TEXT PROVIDED
+ + + + + + +
- Roche's immunotherapy Tecentriq slowed lung cancer progression in previously untreated patients when given in combination with the Swiss pharma's older drug Avastin and chemotherapy, according to top-line results announced by the company Monday.
- In a study known as IMpower 150, the pairing of Tecentriq with Avastin and chemo reduced the risk of disease worsening or death (progression-free survival) in patients with non-squamous non-small cell lung cancer (NSCLC), compared to those who only received Avastin and chemo.
- The results boost Tecentriq's profile and could give Roche the means to challenge Merck & Co.'s lead in the first-line NSCLC setting, where its PD-1 inhibitor Keytruda is currently approved.
Merck and Bristol-Myers Squibb Co. hold a wide lead in the immuno-oncology market. Both of their drugs, Keytruda (pembrolizumab) and Opdivo (nivolumab), respectively, now rake in more than $1 billion in sales per quarter.
+ + + + + + +
Recorded data
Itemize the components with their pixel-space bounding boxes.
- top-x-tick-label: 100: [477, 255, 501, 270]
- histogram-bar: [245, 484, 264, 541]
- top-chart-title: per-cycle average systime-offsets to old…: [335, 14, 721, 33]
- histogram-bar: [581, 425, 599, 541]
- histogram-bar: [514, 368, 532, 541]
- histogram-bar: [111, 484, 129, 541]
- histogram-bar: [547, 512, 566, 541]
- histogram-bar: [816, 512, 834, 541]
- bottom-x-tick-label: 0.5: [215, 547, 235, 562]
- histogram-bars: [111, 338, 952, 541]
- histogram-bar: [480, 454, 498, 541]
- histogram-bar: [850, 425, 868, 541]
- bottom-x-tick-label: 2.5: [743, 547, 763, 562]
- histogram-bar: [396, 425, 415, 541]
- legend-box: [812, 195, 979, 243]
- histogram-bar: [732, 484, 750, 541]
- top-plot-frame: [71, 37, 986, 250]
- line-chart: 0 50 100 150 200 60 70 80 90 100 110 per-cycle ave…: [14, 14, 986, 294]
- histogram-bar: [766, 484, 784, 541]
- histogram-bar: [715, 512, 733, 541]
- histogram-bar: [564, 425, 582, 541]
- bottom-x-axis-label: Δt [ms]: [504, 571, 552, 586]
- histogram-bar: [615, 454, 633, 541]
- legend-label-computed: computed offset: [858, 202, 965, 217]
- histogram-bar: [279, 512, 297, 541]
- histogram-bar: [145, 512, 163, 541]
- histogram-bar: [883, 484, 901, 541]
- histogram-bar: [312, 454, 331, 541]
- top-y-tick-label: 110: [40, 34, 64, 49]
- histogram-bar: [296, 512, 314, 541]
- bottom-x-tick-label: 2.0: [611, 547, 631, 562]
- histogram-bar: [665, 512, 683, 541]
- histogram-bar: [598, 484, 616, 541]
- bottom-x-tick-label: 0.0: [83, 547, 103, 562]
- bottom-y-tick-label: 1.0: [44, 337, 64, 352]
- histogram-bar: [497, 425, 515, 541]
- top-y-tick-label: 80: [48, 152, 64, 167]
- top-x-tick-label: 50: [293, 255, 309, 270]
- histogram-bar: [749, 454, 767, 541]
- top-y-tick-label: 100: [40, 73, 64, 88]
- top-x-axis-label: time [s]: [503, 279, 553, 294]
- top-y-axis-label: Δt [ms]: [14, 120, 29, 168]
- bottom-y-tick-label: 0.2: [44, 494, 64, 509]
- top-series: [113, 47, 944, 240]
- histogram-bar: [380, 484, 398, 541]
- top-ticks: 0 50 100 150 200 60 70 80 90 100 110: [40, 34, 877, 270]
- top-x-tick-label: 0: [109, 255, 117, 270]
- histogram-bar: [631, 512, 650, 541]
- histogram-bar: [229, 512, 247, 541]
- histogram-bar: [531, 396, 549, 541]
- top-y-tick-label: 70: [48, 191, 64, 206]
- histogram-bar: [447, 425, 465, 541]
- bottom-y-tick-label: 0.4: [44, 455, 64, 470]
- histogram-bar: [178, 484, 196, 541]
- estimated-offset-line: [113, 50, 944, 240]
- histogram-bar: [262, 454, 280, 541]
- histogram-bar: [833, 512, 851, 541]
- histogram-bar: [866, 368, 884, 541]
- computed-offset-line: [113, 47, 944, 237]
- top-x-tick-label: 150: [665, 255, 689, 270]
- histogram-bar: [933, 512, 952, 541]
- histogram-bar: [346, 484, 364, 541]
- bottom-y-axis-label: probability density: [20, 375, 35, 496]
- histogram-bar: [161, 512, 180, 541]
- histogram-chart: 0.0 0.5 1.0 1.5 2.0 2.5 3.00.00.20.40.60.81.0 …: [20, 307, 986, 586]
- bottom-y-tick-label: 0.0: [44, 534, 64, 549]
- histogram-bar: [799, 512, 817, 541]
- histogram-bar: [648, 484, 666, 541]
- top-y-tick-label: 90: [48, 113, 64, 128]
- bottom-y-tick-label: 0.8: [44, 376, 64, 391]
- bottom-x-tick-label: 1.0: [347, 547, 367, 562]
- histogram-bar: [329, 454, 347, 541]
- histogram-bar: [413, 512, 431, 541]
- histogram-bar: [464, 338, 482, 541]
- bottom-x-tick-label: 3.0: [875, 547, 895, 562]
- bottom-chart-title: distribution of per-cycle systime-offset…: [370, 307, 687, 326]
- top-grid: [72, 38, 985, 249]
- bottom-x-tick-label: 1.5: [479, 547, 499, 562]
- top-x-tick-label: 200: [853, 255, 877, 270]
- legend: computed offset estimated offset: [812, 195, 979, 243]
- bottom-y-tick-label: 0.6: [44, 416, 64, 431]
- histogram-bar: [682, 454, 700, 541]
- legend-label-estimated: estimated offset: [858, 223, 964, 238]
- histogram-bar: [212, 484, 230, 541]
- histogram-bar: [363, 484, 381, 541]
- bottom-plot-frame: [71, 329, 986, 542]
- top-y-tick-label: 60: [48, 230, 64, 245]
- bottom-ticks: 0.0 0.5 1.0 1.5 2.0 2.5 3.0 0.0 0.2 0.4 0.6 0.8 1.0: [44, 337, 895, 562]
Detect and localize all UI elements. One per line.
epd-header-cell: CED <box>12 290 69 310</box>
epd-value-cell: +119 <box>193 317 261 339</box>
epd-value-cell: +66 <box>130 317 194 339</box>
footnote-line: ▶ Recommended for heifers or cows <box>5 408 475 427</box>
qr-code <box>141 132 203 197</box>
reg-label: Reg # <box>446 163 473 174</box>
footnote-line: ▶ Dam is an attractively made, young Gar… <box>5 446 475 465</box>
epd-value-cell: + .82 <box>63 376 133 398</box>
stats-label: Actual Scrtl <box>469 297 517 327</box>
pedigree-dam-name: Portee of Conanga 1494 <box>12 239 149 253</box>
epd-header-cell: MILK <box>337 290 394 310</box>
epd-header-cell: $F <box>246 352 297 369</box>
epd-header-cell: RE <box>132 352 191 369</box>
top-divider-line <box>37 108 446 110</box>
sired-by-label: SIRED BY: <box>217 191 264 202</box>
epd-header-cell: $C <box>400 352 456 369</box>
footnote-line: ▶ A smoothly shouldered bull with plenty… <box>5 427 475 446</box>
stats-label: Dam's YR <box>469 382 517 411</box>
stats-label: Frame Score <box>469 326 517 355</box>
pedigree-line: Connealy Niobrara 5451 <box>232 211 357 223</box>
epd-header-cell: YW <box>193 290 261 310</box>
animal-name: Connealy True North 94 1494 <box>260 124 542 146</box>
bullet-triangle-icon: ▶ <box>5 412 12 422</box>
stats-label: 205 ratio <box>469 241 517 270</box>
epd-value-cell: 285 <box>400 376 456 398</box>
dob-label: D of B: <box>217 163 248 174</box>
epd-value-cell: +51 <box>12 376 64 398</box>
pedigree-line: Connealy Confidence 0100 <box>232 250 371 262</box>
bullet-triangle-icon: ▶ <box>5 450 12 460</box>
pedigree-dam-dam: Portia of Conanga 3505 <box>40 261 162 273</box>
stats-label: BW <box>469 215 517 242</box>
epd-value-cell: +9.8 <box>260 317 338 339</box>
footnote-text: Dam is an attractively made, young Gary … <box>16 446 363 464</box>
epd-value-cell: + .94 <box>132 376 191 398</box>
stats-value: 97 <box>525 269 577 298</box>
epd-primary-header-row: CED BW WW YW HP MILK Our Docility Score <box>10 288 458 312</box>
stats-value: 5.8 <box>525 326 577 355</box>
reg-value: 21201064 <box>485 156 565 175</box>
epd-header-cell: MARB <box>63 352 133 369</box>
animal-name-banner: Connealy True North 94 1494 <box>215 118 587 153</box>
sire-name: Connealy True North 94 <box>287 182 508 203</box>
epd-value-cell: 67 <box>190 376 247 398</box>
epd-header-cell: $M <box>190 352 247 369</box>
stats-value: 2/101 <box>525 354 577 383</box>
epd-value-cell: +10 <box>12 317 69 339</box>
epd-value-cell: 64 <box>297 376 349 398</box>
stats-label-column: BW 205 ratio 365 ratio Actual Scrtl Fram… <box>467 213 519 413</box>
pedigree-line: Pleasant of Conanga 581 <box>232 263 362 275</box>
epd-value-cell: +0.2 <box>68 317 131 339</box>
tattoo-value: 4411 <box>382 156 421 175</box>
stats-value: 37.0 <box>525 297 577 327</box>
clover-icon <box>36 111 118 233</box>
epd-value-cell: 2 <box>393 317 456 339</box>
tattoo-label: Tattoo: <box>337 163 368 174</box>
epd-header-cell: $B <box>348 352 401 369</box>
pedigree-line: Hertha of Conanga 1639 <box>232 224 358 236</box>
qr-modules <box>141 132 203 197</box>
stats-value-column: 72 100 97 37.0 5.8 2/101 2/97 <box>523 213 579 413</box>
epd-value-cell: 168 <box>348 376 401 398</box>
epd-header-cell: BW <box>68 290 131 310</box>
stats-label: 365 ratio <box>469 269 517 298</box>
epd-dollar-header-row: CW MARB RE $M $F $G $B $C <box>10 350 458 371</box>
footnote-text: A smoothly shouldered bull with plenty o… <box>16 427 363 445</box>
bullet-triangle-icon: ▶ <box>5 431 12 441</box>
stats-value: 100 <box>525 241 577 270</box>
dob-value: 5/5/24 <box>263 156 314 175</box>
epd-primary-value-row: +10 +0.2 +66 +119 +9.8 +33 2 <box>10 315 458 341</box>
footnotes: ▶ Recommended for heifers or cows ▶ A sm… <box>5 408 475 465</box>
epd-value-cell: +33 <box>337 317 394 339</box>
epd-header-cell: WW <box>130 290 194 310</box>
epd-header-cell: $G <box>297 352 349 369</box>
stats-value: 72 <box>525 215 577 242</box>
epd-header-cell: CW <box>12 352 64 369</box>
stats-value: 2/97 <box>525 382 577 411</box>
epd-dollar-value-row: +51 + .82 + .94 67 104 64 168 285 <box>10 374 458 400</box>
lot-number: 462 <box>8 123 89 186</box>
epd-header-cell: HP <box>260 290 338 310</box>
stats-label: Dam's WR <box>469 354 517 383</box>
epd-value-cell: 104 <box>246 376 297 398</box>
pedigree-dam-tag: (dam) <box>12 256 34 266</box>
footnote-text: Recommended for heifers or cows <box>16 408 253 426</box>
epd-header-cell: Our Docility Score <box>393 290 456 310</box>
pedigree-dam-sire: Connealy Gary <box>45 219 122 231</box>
+ + + + + + +
TASK PROMPT
Resume the news article on Roche's Tecentriq lung cancer trial, picking up after its final sentence. None of the recorded data is needed here.

EXERCISE RESPONSE
And with five checkpoint inhibitors targeting the PD-(L)1 pathway now approved, it has become increasingly more difficult for latecomers to compete in later lines of treatment. In first-line lung cancer, however, Merck stands alone, having won approvals for Keytruda and Keytruda plus chemotherapy.
That advantage, however, could be short-lived now that IMpower 150 has read out positive PFS data — although the degree of benefit and data on overall survival haven't been disclosed.
"Roche is now a real competitor in [first-line] lung," wrote Evercore ISI equity analyst Umer Raffat in a Nov. 20 note. Other analysts were similarly bullish on Roche's ability to compete in the NSCLC market.
The Swiss pharma plans to submit the data to the Food and Drug Administration as well as the European Medicines Agency. More detailed results will be presented by the company at the European Society for Medical Oncology's Immuno-Oncology Congress next month.
Many questions remain unanswered, though. Roche designed IMpower150 with three study arms: a group who received Tecentriq plus chemotherapy, another treated with Tecentriq plus Avastin (bevacizumab)/chemo and a control cohort administered with Avastin plus chemo.
Analysis of trial data was only powered to compare the Tecentriq plus Avastin/chemo arm to the control group. Still, it will be important to see how patients who only received Tecentriq and chemo fared.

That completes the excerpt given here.